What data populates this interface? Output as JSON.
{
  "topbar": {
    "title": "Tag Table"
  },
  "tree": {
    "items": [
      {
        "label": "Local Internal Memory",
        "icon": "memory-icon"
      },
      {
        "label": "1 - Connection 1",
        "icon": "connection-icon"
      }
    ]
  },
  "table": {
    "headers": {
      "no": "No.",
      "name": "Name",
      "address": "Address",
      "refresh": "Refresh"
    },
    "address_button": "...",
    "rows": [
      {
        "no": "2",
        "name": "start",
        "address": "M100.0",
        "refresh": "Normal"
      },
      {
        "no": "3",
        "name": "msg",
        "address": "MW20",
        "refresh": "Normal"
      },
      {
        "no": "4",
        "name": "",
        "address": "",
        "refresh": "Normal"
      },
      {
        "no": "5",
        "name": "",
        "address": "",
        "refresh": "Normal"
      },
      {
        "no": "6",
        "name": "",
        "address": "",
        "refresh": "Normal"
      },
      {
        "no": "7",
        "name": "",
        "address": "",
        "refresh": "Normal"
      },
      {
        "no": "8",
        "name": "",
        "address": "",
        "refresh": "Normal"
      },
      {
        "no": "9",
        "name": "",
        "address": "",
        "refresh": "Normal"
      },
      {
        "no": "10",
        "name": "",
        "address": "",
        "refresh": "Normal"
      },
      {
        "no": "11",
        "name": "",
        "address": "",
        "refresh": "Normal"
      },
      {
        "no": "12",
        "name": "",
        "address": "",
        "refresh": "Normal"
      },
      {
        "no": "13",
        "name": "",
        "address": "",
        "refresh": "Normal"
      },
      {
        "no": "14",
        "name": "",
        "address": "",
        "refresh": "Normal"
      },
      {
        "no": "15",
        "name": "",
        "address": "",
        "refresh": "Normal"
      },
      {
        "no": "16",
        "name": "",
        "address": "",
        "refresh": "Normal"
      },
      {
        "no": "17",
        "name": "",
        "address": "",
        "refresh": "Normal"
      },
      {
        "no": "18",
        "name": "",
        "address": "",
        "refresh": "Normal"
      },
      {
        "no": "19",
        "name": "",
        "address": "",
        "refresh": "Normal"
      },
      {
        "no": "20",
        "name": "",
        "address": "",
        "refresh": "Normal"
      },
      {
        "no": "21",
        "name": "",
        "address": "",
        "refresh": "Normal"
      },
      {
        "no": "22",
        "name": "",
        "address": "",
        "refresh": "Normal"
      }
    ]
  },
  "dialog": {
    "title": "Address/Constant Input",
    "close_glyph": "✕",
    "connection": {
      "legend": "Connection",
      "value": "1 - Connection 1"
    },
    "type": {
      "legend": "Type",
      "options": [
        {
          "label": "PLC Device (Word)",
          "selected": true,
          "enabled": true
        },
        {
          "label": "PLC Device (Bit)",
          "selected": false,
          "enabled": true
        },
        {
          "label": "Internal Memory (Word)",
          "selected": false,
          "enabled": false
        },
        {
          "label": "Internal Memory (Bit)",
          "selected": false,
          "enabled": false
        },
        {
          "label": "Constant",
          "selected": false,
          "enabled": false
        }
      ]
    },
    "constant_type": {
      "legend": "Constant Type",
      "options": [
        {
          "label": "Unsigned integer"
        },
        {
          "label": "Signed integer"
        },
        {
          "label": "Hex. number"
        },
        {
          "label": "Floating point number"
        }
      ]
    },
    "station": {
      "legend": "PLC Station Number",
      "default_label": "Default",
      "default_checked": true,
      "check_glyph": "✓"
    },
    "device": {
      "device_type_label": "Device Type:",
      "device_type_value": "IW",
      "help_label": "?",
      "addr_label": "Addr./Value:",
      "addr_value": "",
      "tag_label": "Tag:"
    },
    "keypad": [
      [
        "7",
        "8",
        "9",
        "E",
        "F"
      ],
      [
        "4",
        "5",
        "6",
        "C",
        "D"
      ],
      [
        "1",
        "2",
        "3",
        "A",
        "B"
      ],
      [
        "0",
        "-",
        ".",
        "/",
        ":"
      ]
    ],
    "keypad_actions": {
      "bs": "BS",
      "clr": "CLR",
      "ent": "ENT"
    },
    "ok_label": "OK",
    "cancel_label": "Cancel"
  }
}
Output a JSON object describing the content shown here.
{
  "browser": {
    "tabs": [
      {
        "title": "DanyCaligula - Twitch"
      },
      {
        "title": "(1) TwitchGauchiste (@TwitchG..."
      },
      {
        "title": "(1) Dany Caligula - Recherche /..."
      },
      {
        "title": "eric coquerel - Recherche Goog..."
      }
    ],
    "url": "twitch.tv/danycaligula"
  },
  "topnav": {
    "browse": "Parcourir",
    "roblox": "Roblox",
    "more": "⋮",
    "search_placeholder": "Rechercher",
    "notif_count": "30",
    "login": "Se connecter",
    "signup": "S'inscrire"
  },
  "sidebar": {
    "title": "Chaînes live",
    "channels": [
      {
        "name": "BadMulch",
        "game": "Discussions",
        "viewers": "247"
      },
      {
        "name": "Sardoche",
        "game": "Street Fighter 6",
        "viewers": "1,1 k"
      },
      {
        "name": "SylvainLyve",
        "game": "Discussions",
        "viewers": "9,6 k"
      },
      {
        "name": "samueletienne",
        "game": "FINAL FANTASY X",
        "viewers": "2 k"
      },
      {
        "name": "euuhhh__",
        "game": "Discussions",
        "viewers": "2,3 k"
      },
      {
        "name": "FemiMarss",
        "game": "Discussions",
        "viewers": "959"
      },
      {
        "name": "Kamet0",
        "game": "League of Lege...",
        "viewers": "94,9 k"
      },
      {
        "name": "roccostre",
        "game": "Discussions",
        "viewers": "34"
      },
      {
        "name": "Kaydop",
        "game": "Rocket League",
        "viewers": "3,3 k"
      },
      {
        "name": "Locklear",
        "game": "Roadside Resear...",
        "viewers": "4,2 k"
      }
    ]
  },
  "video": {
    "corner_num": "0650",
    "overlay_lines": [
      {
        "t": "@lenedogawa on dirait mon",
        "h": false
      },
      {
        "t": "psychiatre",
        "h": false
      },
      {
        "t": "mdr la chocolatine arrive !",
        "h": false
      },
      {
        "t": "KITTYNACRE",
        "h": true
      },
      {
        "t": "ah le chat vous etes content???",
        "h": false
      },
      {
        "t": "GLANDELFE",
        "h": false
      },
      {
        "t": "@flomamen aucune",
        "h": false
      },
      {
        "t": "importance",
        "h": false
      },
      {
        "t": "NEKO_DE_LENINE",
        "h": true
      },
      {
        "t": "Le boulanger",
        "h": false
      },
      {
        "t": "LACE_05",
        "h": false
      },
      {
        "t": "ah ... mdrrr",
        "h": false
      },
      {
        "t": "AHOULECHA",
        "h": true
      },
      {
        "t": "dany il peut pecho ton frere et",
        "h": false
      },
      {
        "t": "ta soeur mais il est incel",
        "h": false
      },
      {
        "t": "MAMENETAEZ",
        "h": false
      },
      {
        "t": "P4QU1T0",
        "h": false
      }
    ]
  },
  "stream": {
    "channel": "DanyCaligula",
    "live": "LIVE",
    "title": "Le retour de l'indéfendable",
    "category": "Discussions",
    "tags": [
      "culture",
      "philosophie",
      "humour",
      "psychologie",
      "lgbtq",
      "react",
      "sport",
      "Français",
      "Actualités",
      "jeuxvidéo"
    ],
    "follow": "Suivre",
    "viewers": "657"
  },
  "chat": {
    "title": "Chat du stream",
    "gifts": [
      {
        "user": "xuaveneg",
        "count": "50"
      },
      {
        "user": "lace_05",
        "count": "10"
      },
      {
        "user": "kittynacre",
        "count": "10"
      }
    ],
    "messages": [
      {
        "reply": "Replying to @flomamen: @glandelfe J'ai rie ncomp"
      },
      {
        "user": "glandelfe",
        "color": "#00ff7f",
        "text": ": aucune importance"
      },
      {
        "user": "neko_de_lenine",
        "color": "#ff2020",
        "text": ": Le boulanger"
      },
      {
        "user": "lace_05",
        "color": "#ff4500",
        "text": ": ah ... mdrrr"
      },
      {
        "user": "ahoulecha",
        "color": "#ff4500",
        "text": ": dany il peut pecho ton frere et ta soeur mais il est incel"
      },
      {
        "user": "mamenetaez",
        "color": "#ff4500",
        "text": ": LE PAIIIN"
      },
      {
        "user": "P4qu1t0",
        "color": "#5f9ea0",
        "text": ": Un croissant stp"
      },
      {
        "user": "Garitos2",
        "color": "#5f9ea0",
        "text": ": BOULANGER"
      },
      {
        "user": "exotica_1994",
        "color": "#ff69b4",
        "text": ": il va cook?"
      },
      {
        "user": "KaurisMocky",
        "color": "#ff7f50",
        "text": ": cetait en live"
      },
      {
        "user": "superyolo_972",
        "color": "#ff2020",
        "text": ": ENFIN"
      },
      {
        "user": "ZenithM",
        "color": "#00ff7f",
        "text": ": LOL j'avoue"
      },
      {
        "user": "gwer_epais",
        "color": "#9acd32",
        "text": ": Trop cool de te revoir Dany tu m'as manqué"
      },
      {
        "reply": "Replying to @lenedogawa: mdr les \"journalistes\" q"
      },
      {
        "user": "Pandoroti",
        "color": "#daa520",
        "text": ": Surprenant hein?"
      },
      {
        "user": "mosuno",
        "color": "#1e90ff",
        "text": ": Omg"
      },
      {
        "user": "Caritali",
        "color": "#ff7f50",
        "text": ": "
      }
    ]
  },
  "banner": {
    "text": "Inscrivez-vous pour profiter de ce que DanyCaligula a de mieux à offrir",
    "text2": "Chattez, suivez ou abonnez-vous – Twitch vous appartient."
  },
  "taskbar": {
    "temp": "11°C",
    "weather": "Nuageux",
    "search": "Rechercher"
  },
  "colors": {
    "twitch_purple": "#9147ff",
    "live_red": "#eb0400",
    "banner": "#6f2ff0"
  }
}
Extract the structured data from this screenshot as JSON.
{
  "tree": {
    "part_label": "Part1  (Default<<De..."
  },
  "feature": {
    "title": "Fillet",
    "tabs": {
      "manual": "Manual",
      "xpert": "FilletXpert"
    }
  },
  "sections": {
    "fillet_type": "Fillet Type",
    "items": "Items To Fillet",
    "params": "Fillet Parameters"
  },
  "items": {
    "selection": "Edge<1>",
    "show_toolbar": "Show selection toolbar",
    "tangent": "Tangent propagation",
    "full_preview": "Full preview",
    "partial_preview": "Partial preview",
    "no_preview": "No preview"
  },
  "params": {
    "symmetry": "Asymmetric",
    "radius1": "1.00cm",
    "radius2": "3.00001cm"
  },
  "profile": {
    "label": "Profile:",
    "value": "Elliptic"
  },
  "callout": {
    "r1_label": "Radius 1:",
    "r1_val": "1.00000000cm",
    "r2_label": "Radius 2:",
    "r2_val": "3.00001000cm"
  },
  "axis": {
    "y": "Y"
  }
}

|---|

§ Exercise
List all lines holding the string "importance".

§ Expected answer
        "t": "importance",
        "text": ": aucune importance"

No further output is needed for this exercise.